(Short problem) Copy every line in which the string "JSON" occurs.

(Collected data)

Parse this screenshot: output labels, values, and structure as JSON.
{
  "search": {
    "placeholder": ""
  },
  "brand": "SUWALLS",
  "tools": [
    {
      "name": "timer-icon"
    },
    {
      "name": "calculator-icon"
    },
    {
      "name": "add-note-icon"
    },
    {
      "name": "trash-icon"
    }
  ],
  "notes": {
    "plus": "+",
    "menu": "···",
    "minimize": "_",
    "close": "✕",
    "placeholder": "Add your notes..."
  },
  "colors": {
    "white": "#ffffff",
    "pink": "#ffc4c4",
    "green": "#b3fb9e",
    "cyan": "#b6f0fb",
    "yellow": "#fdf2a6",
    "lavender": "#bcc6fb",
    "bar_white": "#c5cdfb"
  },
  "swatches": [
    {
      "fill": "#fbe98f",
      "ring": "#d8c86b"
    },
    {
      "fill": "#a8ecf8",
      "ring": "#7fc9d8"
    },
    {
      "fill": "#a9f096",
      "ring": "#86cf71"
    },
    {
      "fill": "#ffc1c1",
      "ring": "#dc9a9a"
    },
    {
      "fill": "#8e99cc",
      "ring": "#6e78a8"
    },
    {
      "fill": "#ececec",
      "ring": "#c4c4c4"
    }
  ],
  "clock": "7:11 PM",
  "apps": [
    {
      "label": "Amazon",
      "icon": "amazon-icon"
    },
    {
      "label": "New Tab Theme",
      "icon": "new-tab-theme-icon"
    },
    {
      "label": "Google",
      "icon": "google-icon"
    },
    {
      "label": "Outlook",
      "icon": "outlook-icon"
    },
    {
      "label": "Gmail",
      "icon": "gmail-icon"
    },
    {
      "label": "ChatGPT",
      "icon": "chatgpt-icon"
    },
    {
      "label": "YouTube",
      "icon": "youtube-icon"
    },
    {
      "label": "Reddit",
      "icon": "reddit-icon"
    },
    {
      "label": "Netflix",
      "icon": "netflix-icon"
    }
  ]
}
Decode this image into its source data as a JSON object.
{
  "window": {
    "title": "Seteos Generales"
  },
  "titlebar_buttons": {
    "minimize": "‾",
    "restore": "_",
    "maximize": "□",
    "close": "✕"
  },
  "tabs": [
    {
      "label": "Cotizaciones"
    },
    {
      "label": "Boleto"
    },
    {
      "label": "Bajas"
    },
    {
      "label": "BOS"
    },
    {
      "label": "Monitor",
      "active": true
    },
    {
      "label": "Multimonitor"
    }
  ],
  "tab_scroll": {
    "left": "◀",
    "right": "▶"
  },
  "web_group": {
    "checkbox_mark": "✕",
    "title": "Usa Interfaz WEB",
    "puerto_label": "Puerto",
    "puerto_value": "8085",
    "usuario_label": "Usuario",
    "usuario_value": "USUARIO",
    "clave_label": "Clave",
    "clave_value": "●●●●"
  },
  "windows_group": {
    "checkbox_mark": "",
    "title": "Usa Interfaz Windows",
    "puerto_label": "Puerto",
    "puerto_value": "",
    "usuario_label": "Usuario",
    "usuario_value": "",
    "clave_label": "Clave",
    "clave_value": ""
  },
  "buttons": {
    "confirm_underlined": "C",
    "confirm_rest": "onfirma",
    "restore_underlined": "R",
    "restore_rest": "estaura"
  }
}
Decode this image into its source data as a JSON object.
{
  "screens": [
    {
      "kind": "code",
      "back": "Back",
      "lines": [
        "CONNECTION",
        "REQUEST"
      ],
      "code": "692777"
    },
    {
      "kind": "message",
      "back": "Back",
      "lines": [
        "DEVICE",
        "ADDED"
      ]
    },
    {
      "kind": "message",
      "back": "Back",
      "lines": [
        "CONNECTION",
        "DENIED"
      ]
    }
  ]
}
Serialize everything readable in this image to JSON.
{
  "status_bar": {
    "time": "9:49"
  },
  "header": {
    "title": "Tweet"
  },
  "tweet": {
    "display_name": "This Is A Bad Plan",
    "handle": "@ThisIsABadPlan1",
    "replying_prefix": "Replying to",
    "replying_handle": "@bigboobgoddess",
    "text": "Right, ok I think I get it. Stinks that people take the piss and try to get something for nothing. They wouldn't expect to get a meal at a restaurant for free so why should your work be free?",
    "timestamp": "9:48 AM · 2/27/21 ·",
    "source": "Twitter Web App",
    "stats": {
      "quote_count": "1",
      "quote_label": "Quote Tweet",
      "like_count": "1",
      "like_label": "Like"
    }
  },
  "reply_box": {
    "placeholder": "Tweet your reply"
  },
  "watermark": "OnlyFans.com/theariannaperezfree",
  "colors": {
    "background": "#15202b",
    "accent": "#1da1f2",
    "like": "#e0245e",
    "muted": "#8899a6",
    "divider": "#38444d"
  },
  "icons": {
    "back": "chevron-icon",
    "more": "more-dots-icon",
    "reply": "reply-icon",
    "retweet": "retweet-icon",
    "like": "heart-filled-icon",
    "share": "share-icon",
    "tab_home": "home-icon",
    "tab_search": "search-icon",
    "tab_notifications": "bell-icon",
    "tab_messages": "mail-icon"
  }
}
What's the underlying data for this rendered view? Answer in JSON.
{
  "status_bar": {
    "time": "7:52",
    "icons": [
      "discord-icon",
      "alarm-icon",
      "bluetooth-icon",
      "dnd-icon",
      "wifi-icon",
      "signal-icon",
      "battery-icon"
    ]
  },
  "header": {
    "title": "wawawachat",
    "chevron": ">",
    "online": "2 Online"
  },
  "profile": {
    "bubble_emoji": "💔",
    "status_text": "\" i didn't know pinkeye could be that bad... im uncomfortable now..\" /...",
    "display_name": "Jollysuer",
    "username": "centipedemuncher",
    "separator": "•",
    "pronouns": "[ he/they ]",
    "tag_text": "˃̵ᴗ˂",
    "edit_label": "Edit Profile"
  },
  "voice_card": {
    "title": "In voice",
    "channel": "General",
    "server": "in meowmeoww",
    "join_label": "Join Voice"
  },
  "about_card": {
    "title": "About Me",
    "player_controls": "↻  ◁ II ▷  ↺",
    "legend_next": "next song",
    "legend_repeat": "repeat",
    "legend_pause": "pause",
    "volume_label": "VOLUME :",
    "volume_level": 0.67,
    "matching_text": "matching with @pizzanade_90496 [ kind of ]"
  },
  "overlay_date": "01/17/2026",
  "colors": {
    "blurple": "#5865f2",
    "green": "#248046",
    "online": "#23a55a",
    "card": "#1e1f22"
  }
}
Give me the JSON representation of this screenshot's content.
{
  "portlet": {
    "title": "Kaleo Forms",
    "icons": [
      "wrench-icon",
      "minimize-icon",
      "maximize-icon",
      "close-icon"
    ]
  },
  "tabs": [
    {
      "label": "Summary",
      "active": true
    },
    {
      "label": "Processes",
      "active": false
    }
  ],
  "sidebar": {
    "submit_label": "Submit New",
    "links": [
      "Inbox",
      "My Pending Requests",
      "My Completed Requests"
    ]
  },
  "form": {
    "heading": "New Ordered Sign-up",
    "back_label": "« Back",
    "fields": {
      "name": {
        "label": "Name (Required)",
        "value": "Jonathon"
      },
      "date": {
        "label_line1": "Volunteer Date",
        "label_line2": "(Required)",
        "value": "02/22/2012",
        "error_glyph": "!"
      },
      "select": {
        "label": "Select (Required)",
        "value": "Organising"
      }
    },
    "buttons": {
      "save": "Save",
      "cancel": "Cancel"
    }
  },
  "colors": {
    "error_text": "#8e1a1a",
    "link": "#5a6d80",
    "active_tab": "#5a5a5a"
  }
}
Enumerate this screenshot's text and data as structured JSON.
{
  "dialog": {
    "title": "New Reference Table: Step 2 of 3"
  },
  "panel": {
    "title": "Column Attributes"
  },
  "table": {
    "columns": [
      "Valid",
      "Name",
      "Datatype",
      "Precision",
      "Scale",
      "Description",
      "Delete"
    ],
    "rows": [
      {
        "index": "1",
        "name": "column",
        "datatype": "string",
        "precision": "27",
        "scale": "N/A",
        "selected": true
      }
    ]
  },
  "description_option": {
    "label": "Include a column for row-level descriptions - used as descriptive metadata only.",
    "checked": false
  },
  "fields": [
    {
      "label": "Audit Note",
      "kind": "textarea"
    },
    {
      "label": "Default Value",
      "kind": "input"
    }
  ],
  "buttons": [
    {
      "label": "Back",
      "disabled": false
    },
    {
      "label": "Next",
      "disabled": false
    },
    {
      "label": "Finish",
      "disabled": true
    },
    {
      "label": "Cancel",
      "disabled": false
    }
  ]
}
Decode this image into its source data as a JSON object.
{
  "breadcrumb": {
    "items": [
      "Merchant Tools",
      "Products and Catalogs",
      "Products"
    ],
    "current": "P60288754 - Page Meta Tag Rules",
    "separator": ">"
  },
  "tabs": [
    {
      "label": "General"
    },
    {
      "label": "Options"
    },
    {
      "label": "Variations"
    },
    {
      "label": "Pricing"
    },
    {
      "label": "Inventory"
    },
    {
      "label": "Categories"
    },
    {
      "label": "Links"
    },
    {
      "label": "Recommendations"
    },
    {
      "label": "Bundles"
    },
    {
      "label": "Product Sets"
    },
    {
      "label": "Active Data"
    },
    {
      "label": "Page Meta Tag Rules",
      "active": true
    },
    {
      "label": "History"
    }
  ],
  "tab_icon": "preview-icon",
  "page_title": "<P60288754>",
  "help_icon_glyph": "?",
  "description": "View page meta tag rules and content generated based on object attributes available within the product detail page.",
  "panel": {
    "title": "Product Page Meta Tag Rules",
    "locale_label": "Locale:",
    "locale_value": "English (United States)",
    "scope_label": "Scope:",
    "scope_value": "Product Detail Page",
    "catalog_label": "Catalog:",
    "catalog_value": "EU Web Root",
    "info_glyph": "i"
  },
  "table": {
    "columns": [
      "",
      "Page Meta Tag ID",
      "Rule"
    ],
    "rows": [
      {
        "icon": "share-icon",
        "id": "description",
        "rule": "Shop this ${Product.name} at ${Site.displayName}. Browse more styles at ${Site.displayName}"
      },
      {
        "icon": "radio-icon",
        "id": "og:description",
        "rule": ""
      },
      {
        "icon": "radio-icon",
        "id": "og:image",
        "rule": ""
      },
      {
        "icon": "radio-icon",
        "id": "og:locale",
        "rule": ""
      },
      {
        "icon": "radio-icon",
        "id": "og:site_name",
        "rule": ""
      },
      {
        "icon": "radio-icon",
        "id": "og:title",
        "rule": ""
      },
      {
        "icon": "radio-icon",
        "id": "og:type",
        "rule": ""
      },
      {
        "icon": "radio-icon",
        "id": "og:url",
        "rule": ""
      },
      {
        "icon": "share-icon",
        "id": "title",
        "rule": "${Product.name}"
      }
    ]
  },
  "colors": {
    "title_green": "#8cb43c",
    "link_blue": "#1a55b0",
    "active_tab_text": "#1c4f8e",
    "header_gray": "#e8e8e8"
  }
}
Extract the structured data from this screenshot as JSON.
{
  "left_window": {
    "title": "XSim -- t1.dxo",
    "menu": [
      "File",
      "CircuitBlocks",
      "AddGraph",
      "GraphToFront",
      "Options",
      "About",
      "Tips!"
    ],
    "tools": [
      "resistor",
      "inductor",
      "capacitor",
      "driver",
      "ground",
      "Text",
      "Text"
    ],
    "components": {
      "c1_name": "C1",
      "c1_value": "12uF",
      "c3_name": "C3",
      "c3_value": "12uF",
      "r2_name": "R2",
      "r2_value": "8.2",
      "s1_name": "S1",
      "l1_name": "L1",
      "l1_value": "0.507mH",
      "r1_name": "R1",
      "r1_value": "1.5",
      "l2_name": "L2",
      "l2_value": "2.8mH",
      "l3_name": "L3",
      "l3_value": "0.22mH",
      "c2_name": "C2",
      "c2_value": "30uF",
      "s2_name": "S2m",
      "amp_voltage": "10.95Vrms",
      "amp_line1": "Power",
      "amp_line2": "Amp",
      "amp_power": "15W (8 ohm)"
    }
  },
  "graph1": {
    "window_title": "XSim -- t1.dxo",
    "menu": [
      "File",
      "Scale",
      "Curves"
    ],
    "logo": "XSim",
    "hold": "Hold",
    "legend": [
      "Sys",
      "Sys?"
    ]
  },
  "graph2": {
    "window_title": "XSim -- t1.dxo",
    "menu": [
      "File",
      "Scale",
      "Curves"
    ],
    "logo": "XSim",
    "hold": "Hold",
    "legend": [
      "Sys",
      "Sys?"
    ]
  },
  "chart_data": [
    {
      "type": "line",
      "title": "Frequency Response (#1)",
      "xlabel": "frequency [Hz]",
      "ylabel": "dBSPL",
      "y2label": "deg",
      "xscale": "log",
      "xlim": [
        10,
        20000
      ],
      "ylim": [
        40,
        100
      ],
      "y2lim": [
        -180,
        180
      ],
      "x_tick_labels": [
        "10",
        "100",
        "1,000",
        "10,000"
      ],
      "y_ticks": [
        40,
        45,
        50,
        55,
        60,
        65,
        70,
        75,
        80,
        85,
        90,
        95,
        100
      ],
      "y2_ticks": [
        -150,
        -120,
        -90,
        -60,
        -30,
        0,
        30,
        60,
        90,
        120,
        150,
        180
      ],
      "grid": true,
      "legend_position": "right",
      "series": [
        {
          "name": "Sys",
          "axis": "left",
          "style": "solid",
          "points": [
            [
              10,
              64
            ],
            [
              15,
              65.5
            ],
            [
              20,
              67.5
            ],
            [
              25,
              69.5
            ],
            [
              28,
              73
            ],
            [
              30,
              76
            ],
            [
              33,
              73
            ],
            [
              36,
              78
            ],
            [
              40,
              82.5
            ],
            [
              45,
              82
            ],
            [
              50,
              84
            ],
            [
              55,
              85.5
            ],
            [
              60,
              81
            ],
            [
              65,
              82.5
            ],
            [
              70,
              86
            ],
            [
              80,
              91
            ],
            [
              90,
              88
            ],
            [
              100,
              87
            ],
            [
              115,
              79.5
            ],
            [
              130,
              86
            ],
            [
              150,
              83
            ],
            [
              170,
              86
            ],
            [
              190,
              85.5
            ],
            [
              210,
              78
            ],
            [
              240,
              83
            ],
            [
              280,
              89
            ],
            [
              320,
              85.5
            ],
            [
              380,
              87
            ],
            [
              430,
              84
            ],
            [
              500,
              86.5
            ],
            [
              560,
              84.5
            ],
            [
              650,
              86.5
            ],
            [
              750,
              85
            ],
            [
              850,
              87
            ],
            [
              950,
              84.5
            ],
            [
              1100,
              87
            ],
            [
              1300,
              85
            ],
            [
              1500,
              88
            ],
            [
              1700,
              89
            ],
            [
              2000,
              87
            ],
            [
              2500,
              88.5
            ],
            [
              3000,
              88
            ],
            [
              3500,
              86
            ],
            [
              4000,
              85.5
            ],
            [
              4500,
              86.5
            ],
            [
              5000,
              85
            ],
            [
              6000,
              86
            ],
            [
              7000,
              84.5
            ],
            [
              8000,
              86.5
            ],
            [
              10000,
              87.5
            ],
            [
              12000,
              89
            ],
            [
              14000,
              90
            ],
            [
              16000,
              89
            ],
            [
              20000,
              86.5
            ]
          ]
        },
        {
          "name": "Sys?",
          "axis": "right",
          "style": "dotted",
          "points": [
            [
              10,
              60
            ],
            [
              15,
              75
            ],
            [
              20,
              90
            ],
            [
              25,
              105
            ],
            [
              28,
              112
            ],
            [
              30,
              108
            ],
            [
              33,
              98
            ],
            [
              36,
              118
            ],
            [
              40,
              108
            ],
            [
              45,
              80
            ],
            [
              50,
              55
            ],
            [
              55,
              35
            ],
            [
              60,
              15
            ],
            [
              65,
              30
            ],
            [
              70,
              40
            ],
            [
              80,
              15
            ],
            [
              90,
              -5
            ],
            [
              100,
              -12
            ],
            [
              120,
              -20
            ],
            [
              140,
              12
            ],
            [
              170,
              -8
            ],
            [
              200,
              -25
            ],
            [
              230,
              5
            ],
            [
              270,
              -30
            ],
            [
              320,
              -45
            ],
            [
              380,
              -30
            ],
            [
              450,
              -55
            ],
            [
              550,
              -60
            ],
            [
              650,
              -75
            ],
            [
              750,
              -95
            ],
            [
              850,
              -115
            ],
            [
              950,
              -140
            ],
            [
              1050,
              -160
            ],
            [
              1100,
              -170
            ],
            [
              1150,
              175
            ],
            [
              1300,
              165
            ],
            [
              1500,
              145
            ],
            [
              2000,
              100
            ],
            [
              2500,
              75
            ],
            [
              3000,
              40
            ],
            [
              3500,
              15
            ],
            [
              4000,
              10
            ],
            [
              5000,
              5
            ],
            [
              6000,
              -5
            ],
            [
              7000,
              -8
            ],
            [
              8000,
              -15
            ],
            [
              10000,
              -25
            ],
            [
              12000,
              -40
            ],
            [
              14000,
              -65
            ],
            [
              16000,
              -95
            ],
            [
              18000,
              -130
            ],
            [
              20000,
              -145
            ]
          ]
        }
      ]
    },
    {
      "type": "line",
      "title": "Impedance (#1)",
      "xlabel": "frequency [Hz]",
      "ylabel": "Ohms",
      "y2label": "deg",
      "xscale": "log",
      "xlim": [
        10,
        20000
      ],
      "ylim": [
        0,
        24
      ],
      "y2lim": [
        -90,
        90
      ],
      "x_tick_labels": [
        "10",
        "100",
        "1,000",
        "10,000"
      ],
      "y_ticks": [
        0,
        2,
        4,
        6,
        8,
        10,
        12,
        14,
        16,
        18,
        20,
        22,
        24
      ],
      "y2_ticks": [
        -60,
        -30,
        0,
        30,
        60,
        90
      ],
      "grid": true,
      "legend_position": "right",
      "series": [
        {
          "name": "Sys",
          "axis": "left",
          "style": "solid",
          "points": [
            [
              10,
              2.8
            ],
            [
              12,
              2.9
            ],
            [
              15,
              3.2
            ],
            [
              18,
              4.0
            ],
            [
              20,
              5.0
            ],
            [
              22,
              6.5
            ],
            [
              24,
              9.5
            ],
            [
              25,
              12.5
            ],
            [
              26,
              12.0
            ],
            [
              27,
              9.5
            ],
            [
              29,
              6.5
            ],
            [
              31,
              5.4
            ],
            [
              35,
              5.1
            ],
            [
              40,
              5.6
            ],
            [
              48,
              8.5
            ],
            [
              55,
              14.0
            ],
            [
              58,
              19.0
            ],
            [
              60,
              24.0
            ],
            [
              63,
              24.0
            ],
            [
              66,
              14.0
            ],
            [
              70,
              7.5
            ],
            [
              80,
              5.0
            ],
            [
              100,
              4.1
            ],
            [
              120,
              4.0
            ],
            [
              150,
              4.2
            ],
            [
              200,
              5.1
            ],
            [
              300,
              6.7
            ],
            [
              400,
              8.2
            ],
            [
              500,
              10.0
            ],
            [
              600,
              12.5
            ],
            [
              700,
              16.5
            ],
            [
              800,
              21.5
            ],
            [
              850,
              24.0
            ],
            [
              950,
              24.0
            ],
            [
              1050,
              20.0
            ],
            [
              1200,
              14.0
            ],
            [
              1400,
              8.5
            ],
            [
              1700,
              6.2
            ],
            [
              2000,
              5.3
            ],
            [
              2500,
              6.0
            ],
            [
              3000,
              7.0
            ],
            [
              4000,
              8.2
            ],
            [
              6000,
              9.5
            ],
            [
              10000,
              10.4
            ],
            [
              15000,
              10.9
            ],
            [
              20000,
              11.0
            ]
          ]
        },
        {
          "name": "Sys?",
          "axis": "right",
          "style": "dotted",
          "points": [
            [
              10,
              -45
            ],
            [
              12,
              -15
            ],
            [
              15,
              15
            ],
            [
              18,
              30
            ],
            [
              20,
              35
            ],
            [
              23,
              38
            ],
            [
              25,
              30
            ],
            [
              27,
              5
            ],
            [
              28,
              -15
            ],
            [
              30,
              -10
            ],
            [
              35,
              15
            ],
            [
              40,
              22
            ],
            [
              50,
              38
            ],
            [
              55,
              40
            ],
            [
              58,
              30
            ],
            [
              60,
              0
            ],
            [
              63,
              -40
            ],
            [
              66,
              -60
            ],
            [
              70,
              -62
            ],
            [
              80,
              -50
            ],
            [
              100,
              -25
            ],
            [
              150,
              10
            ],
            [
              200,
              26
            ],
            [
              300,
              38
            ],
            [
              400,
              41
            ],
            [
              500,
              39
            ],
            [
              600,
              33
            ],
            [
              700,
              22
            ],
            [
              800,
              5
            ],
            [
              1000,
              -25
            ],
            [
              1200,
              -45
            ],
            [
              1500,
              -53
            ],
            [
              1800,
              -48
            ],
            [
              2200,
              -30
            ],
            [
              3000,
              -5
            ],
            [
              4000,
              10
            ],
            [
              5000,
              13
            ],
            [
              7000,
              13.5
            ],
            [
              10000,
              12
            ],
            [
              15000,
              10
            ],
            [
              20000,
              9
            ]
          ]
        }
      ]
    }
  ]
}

(Reply to the task)
Parse this screenshot: output labels, values, and structure as JSON.
Decode this image into its source data as a JSON object.
Decode this image into its source data as a JSON object.
Serialize everything readable in this image to JSON.
What's the underlying data for this rendered view? Answer in JSON.
Give me the JSON representation of this screenshot's content.
Enumerate this screenshot's text and data as structured JSON.
Decode this image into its source data as a JSON object.
Extract the structured data from this screenshot as JSON.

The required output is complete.